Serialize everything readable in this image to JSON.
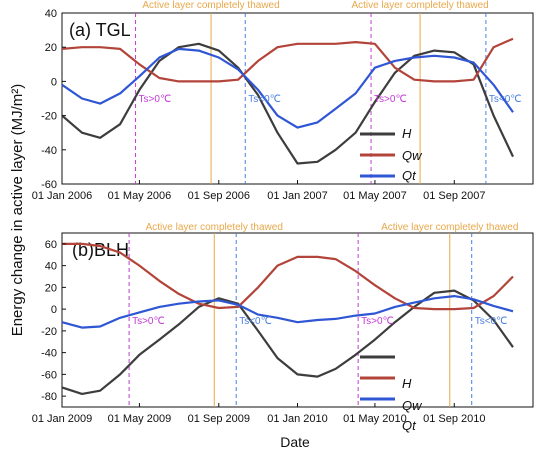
{
  "figure": {
    "ylabel": "Energy change in active layer (MJ/m²)",
    "xlabel": "Date"
  },
  "chart_data": [
    {
      "type": "line",
      "title": "(a) TGL",
      "xlabel": "Date",
      "ylabel": "Energy change in active layer (MJ/m²)",
      "ylim": [
        -60,
        40
      ],
      "yticks": [
        -60,
        -40,
        -20,
        0,
        20,
        40
      ],
      "x_tick_labels": [
        "01 Jan 2006",
        "01 May 2006",
        "01 Sep 2006",
        "01 Jan 2007",
        "01 May 2007",
        "01 Sep 2007"
      ],
      "legend": [
        "H",
        "Qw",
        "Qt"
      ],
      "legend_position": "bottom-right",
      "grid": false,
      "colors": {
        "H": "#3d3d3d",
        "Qw": "#b3443a",
        "Qt": "#2f56d4"
      },
      "annotations": [
        {
          "text": "Active layer completely thawed",
          "color": "#e8a84a"
        },
        {
          "text": "Active layer completely thawed",
          "color": "#e8a84a"
        },
        {
          "text": "Ts>0℃",
          "color": "#c23ad4"
        },
        {
          "text": "Ts<0℃",
          "color": "#4a7fe0"
        },
        {
          "text": "Ts>0℃",
          "color": "#c23ad4"
        },
        {
          "text": "Ts<0℃",
          "color": "#4a7fe0"
        }
      ],
      "series": [
        {
          "name": "H",
          "x": [
            "2006-01-01",
            "2006-02-01",
            "2006-03-01",
            "2006-04-01",
            "2006-05-01",
            "2006-06-01",
            "2006-07-01",
            "2006-08-01",
            "2006-09-01",
            "2006-10-01",
            "2006-11-01",
            "2006-12-01",
            "2007-01-01",
            "2007-02-01",
            "2007-03-01",
            "2007-04-01",
            "2007-05-01",
            "2007-06-01",
            "2007-07-01",
            "2007-08-01",
            "2007-09-01",
            "2007-10-01",
            "2007-11-01",
            "2007-12-01"
          ],
          "values": [
            -20,
            -30,
            -33,
            -25,
            -5,
            12,
            20,
            22,
            18,
            8,
            -8,
            -30,
            -48,
            -47,
            -40,
            -30,
            -12,
            5,
            15,
            18,
            17,
            10,
            -20,
            -44
          ]
        },
        {
          "name": "Qw",
          "x": [
            "2006-01-01",
            "2006-02-01",
            "2006-03-01",
            "2006-04-01",
            "2006-05-01",
            "2006-06-01",
            "2006-07-01",
            "2006-08-01",
            "2006-09-01",
            "2006-10-01",
            "2006-11-01",
            "2006-12-01",
            "2007-01-01",
            "2007-02-01",
            "2007-03-01",
            "2007-04-01",
            "2007-05-01",
            "2007-06-01",
            "2007-07-01",
            "2007-08-01",
            "2007-09-01",
            "2007-10-01",
            "2007-11-01",
            "2007-12-01"
          ],
          "values": [
            19,
            20,
            20,
            19,
            10,
            2,
            0,
            0,
            0,
            1,
            12,
            20,
            22,
            22,
            22,
            23,
            22,
            8,
            1,
            0,
            0,
            1,
            20,
            25
          ]
        },
        {
          "name": "Qt",
          "x": [
            "2006-01-01",
            "2006-02-01",
            "2006-03-01",
            "2006-04-01",
            "2006-05-01",
            "2006-06-01",
            "2006-07-01",
            "2006-08-01",
            "2006-09-01",
            "2006-10-01",
            "2006-11-01",
            "2006-12-01",
            "2007-01-01",
            "2007-02-01",
            "2007-03-01",
            "2007-04-01",
            "2007-05-01",
            "2007-06-01",
            "2007-07-01",
            "2007-08-01",
            "2007-09-01",
            "2007-10-01",
            "2007-11-01",
            "2007-12-01"
          ],
          "values": [
            -2,
            -10,
            -13,
            -7,
            3,
            14,
            19,
            18,
            14,
            7,
            -5,
            -20,
            -27,
            -24,
            -16,
            -7,
            8,
            12,
            14,
            15,
            14,
            11,
            -2,
            -18
          ]
        }
      ]
    },
    {
      "type": "line",
      "title": "(b)BLH",
      "xlabel": "Date",
      "ylabel": "Energy change in active layer (MJ/m²)",
      "ylim": [
        -90,
        70
      ],
      "yticks": [
        -80,
        -60,
        -40,
        -20,
        0,
        20,
        40,
        60
      ],
      "x_tick_labels": [
        "01 Jan 2009",
        "01 May 2009",
        "01 Sep 2009",
        "01 Jan 2010",
        "01 May 2010",
        "01 Sep 2010"
      ],
      "legend": [
        "H",
        "Qw",
        "Qt"
      ],
      "legend_position": "bottom-right",
      "grid": false,
      "colors": {
        "H": "#3d3d3d",
        "Qw": "#b3443a",
        "Qt": "#2f56d4"
      },
      "annotations": [
        {
          "text": "Active layer completely thawed",
          "color": "#e8a84a"
        },
        {
          "text": "Active layer completely thawed",
          "color": "#e8a84a"
        },
        {
          "text": "Ts>0℃",
          "color": "#c23ad4"
        },
        {
          "text": "Ts<0℃",
          "color": "#4a7fe0"
        },
        {
          "text": "Ts>0℃",
          "color": "#c23ad4"
        },
        {
          "text": "Ts<0℃",
          "color": "#4a7fe0"
        }
      ],
      "series": [
        {
          "name": "H",
          "x": [
            "2009-01-01",
            "2009-02-01",
            "2009-03-01",
            "2009-04-01",
            "2009-05-01",
            "2009-06-01",
            "2009-07-01",
            "2009-08-01",
            "2009-09-01",
            "2009-10-01",
            "2009-11-01",
            "2009-12-01",
            "2010-01-01",
            "2010-02-01",
            "2010-03-01",
            "2010-04-01",
            "2010-05-01",
            "2010-06-01",
            "2010-07-01",
            "2010-08-01",
            "2010-09-01",
            "2010-10-01",
            "2010-11-01",
            "2010-12-01"
          ],
          "values": [
            -72,
            -78,
            -75,
            -60,
            -42,
            -28,
            -14,
            2,
            10,
            5,
            -20,
            -45,
            -60,
            -62,
            -55,
            -42,
            -28,
            -12,
            2,
            15,
            17,
            8,
            -10,
            -35
          ]
        },
        {
          "name": "Qw",
          "x": [
            "2009-01-01",
            "2009-02-01",
            "2009-03-01",
            "2009-04-01",
            "2009-05-01",
            "2009-06-01",
            "2009-07-01",
            "2009-08-01",
            "2009-09-01",
            "2009-10-01",
            "2009-11-01",
            "2009-12-01",
            "2010-01-01",
            "2010-02-01",
            "2010-03-01",
            "2010-04-01",
            "2010-05-01",
            "2010-06-01",
            "2010-07-01",
            "2010-08-01",
            "2010-09-01",
            "2010-10-01",
            "2010-11-01",
            "2010-12-01"
          ],
          "values": [
            60,
            60,
            58,
            52,
            40,
            26,
            14,
            5,
            1,
            2,
            20,
            40,
            48,
            48,
            46,
            35,
            22,
            10,
            1,
            0,
            0,
            1,
            12,
            30
          ]
        },
        {
          "name": "Qt",
          "x": [
            "2009-01-01",
            "2009-02-01",
            "2009-03-01",
            "2009-04-01",
            "2009-05-01",
            "2009-06-01",
            "2009-07-01",
            "2009-08-01",
            "2009-09-01",
            "2009-10-01",
            "2009-11-01",
            "2009-12-01",
            "2010-01-01",
            "2010-02-01",
            "2010-03-01",
            "2010-04-01",
            "2010-05-01",
            "2010-06-01",
            "2010-07-01",
            "2010-08-01",
            "2010-09-01",
            "2010-10-01",
            "2010-11-01",
            "2010-12-01"
          ],
          "values": [
            -12,
            -17,
            -16,
            -8,
            -3,
            2,
            5,
            7,
            8,
            4,
            -5,
            -8,
            -12,
            -10,
            -9,
            -6,
            -4,
            2,
            6,
            10,
            12,
            9,
            3,
            -2
          ]
        }
      ]
    }
  ]
}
-=-=-=-=-
[EXERCISE PROMPT] Each line above is to be copied verbatim. Drop any image from the copy.

[FINAL RESULT]
Serialize everything readable in this image to JSON.
{
  "figure": {
    "ylabel": "Energy change in active layer (MJ/m²)",
    "xlabel": "Date"
  },
  "chart_data": [
    {
      "type": "line",
      "title": "(a) TGL",
      "xlabel": "Date",
      "ylabel": "Energy change in active layer (MJ/m²)",
      "ylim": [
        -60,
        40
      ],
      "yticks": [
        -60,
        -40,
        -20,
        0,
        20,
        40
      ],
      "x_tick_labels": [
        "01 Jan 2006",
        "01 May 2006",
        "01 Sep 2006",
        "01 Jan 2007",
        "01 May 2007",
        "01 Sep 2007"
      ],
      "legend": [
        "H",
        "Qw",
        "Qt"
      ],
      "legend_position": "bottom-right",
      "grid": false,
      "colors": {
        "H": "#3d3d3d",
        "Qw": "#b3443a",
        "Qt": "#2f56d4"
      },
      "annotations": [
        {
          "text": "Active layer completely thawed",
          "color": "#e8a84a"
        },
        {
          "text": "Active layer completely thawed",
          "color": "#e8a84a"
        },
        {
          "text": "Ts>0℃",
          "color": "#c23ad4"
        },
        {
          "text": "Ts<0℃",
          "color": "#4a7fe0"
        },
        {
          "text": "Ts>0℃",
          "color": "#c23ad4"
        },
        {
          "text": "Ts<0℃",
          "color": "#4a7fe0"
        }
      ],
      "series": [
        {
          "name": "H",
          "x": [
            "2006-01-01",
            "2006-02-01",
            "2006-03-01",
            "2006-04-01",
            "2006-05-01",
            "2006-06-01",
            "2006-07-01",
            "2006-08-01",
            "2006-09-01",
            "2006-10-01",
            "2006-11-01",
            "2006-12-01",
            "2007-01-01",
            "2007-02-01",
            "2007-03-01",
            "2007-04-01",
            "2007-05-01",
            "2007-06-01",
            "2007-07-01",
            "2007-08-01",
            "2007-09-01",
            "2007-10-01",
            "2007-11-01",
            "2007-12-01"
          ],
          "values": [
            -20,
            -30,
            -33,
            -25,
            -5,
            12,
            20,
            22,
            18,
            8,
            -8,
            -30,
            -48,
            -47,
            -40,
            -30,
            -12,
            5,
            15,
            18,
            17,
            10,
            -20,
            -44
          ]
        },
        {
          "name": "Qw",
          "x": [
            "2006-01-01",
            "2006-02-01",
            "2006-03-01",
            "2006-04-01",
            "2006-05-01",
            "2006-06-01",
            "2006-07-01",
            "2006-08-01",
            "2006-09-01",
            "2006-10-01",
            "2006-11-01",
            "2006-12-01",
            "2007-01-01",
            "2007-02-01",
            "2007-03-01",
            "2007-04-01",
            "2007-05-01",
            "2007-06-01",
            "2007-07-01",
            "2007-08-01",
            "2007-09-01",
            "2007-10-01",
            "2007-11-01",
            "2007-12-01"
          ],
          "values": [
            19,
            20,
            20,
            19,
            10,
            2,
            0,
            0,
            0,
            1,
            12,
            20,
            22,
            22,
            22,
            23,
            22,
            8,
            1,
            0,
            0,
            1,
            20,
            25
          ]
        },
        {
          "name": "Qt",
          "x": [
            "2006-01-01",
            "2006-02-01",
            "2006-03-01",
            "2006-04-01",
            "2006-05-01",
            "2006-06-01",
            "2006-07-01",
            "2006-08-01",
            "2006-09-01",
            "2006-10-01",
            "2006-11-01",
            "2006-12-01",
            "2007-01-01",
            "2007-02-01",
            "2007-03-01",
            "2007-04-01",
            "2007-05-01",
            "2007-06-01",
            "2007-07-01",
            "2007-08-01",
            "2007-09-01",
            "2007-10-01",
            "2007-11-01",
            "2007-12-01"
          ],
          "values": [
            -2,
            -10,
            -13,
            -7,
            3,
            14,
            19,
            18,
            14,
            7,
            -5,
            -20,
            -27,
            -24,
            -16,
            -7,
            8,
            12,
            14,
            15,
            14,
            11,
            -2,
            -18
          ]
        }
      ]
    },
    {
      "type": "line",
      "title": "(b)BLH",
      "xlabel": "Date",
      "ylabel": "Energy change in active layer (MJ/m²)",
      "ylim": [
        -90,
        70
      ],
      "yticks": [
        -80,
        -60,
        -40,
        -20,
        0,
        20,
        40,
        60
      ],
      "x_tick_labels": [
        "01 Jan 2009",
        "01 May 2009",
        "01 Sep 2009",
        "01 Jan 2010",
        "01 May 2010",
        "01 Sep 2010"
      ],
      "legend": [
        "H",
        "Qw",
        "Qt"
      ],
      "legend_position": "bottom-right",
      "grid": false,
      "colors": {
        "H": "#3d3d3d",
        "Qw": "#b3443a",
        "Qt": "#2f56d4"
      },
      "annotations": [
        {
          "text": "Active layer completely thawed",
          "color": "#e8a84a"
        },
        {
          "text": "Active layer completely thawed",
          "color": "#e8a84a"
        },
        {
          "text": "Ts>0℃",
          "color": "#c23ad4"
        },
        {
          "text": "Ts<0℃",
          "color": "#4a7fe0"
        },
        {
          "text": "Ts>0℃",
          "color": "#c23ad4"
        },
        {
          "text": "Ts<0℃",
          "color": "#4a7fe0"
        }
      ],
      "series": [
        {
          "name": "H",
          "x": [
            "2009-01-01",
            "2009-02-01",
            "2009-03-01",
            "2009-04-01",
            "2009-05-01",
            "2009-06-01",
            "2009-07-01",
            "2009-08-01",
            "2009-09-01",
            "2009-10-01",
            "2009-11-01",
            "2009-12-01",
            "2010-01-01",
            "2010-02-01",
            "2010-03-01",
            "2010-04-01",
            "2010-05-01",
            "2010-06-01",
            "2010-07-01",
            "2010-08-01",
            "2010-09-01",
            "2010-10-01",
            "2010-11-01",
            "2010-12-01"
          ],
          "values": [
            -72,
            -78,
            -75,
            -60,
            -42,
            -28,
            -14,
            2,
            10,
            5,
            -20,
            -45,
            -60,
            -62,
            -55,
            -42,
            -28,
            -12,
            2,
            15,
            17,
            8,
            -10,
            -35
          ]
        },
        {
          "name": "Qw",
          "x": [
            "2009-01-01",
            "2009-02-01",
            "2009-03-01",
            "2009-04-01",
            "2009-05-01",
            "2009-06-01",
            "2009-07-01",
            "2009-08-01",
            "2009-09-01",
            "2009-10-01",
            "2009-11-01",
            "2009-12-01",
            "2010-01-01",
            "2010-02-01",
            "2010-03-01",
            "2010-04-01",
            "2010-05-01",
            "2010-06-01",
            "2010-07-01",
            "2010-08-01",
            "2010-09-01",
            "2010-10-01",
            "2010-11-01",
            "2010-12-01"
          ],
          "values": [
            60,
            60,
            58,
            52,
            40,
            26,
            14,
            5,
            1,
            2,
            20,
            40,
            48,
            48,
            46,
            35,
            22,
            10,
            1,
            0,
            0,
            1,
            12,
            30
          ]
        },
        {
          "name": "Qt",
          "x": [
            "2009-01-01",
            "2009-02-01",
            "2009-03-01",
            "2009-04-01",
            "2009-05-01",
            "2009-06-01",
            "2009-07-01",
            "2009-08-01",
            "2009-09-01",
            "2009-10-01",
            "2009-11-01",
            "2009-12-01",
            "2010-01-01",
            "2010-02-01",
            "2010-03-01",
            "2010-04-01",
            "2010-05-01",
            "2010-06-01",
            "2010-07-01",
            "2010-08-01",
            "2010-09-01",
            "2010-10-01",
            "2010-11-01",
            "2010-12-01"
          ],
          "values": [
            -12,
            -17,
            -16,
            -8,
            -3,
            2,
            5,
            7,
            8,
            4,
            -5,
            -8,
            -12,
            -10,
            -9,
            -6,
            -4,
            2,
            6,
            10,
            12,
            9,
            3,
            -2
          ]
        }
      ]
    }
  ]
}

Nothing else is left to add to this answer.